## [AIM]
Examine the entries and show every line in which the word "relative" is found.

## [RECORDS PROVIDED]
══════

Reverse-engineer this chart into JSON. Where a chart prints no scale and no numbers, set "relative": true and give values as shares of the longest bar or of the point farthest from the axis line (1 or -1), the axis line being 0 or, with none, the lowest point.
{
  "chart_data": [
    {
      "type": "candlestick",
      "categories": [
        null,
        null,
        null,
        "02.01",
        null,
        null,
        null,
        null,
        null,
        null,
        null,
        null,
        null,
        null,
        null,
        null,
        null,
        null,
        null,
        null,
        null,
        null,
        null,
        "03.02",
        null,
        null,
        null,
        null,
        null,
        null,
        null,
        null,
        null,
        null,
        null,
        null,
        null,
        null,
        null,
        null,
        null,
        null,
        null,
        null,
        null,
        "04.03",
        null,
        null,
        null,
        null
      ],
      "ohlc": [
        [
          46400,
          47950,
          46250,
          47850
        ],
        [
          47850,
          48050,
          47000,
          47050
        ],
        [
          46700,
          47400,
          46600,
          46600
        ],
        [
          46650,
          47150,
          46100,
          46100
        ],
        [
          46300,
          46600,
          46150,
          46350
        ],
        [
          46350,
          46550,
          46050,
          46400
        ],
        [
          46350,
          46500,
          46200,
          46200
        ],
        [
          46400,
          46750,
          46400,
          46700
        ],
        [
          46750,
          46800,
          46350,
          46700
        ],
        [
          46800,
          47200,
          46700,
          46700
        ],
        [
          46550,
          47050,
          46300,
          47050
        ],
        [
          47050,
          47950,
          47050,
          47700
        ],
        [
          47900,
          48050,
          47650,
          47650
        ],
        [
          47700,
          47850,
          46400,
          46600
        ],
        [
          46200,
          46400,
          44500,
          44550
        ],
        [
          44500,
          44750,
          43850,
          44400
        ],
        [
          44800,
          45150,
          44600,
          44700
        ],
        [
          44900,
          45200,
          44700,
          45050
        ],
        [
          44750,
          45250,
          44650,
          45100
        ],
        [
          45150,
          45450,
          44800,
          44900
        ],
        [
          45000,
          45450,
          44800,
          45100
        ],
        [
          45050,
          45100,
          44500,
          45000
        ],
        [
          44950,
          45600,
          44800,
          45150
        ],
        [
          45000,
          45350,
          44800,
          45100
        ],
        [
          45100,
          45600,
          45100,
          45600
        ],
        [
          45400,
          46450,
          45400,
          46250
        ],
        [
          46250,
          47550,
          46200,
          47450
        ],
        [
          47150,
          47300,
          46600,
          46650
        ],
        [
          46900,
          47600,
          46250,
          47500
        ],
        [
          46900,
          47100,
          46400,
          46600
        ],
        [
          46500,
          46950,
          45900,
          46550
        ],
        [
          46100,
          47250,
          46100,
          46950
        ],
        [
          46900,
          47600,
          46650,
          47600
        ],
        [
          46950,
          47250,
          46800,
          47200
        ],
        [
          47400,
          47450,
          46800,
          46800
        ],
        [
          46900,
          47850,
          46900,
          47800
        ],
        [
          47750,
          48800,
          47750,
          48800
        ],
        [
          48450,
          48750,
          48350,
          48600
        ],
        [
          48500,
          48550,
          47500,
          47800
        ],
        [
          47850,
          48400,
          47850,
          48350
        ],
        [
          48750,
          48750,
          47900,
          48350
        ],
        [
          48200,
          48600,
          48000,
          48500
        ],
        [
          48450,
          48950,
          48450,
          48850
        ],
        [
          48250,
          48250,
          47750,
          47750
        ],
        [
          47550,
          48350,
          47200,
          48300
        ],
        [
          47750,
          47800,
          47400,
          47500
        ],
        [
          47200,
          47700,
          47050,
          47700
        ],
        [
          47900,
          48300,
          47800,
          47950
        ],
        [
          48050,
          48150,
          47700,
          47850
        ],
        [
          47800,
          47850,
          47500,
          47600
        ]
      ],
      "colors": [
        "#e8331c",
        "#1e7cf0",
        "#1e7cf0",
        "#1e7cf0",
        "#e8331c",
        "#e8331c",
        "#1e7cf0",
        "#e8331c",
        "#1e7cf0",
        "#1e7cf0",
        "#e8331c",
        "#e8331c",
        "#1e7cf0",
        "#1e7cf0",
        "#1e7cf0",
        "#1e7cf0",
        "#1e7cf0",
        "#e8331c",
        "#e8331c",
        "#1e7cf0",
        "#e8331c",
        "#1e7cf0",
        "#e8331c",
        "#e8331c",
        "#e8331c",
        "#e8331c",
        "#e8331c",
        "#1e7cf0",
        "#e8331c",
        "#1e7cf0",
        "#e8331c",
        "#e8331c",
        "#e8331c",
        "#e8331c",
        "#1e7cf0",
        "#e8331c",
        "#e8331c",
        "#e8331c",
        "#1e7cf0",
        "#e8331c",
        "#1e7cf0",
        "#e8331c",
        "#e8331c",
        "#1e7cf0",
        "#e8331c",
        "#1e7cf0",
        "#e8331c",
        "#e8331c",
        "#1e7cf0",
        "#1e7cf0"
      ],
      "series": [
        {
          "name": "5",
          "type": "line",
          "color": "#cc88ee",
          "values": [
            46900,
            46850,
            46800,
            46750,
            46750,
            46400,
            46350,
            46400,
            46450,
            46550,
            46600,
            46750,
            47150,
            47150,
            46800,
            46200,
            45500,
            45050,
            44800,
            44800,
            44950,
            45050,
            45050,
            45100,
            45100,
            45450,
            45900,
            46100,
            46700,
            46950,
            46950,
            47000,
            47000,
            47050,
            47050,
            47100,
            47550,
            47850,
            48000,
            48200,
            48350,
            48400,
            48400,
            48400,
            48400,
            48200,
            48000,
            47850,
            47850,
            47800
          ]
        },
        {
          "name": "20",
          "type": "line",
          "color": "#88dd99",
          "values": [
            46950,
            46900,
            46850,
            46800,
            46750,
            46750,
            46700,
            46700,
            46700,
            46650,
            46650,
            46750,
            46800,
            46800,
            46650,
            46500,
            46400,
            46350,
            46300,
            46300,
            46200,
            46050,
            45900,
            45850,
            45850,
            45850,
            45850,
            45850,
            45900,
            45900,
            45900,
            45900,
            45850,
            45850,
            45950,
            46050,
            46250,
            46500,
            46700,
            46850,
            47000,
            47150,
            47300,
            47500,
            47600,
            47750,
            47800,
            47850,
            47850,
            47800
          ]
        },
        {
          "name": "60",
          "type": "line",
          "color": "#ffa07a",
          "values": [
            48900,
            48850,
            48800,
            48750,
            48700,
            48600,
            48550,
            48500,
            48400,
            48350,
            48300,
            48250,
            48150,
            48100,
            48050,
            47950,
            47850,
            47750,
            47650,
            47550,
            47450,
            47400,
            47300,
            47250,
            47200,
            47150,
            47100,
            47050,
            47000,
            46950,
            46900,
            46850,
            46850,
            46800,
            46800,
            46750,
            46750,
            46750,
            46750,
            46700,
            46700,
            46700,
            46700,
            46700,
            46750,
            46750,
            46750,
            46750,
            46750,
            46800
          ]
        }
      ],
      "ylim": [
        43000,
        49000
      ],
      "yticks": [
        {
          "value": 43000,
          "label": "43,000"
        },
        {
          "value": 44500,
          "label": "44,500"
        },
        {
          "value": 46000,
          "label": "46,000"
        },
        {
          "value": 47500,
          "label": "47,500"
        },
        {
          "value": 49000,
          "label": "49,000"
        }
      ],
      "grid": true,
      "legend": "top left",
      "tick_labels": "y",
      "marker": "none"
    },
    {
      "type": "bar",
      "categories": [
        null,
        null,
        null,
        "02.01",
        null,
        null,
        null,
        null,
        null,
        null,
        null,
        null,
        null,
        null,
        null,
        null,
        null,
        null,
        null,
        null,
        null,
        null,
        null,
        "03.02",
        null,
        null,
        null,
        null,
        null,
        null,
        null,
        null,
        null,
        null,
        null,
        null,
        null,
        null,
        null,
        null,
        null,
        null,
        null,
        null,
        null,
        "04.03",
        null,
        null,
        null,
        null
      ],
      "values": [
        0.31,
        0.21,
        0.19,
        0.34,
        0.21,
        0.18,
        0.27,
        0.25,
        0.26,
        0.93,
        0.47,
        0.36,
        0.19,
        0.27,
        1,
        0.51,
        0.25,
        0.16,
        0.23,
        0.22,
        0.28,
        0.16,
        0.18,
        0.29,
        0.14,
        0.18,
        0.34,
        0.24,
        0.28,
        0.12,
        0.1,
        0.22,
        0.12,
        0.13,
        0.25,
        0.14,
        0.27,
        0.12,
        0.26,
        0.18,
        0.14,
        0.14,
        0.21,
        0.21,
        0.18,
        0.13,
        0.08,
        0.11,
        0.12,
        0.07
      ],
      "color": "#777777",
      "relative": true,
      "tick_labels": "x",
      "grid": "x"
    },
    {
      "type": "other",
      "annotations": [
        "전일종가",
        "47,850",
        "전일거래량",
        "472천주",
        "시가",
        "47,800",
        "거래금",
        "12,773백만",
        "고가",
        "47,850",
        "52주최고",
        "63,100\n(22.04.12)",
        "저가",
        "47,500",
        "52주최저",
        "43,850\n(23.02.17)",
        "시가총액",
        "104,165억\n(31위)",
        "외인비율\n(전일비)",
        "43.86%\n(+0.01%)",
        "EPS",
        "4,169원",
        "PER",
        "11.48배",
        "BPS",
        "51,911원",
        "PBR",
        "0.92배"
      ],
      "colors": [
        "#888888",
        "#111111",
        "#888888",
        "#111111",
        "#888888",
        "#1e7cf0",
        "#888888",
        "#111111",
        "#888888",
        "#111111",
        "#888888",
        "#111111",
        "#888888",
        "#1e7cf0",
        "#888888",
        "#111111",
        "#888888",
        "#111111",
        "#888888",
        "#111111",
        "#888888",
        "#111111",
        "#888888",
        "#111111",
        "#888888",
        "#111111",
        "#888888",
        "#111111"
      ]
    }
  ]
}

══════

## [ANSWER]
Reverse-engineer this chart into JSON. Where a chart prints no scale and no numbers, set "relative": true and give values as shares of the longest bar or of the point farthest from the axis line (1 or -1), the axis line being 0 or, with none, the lowest point.
      "relative": true,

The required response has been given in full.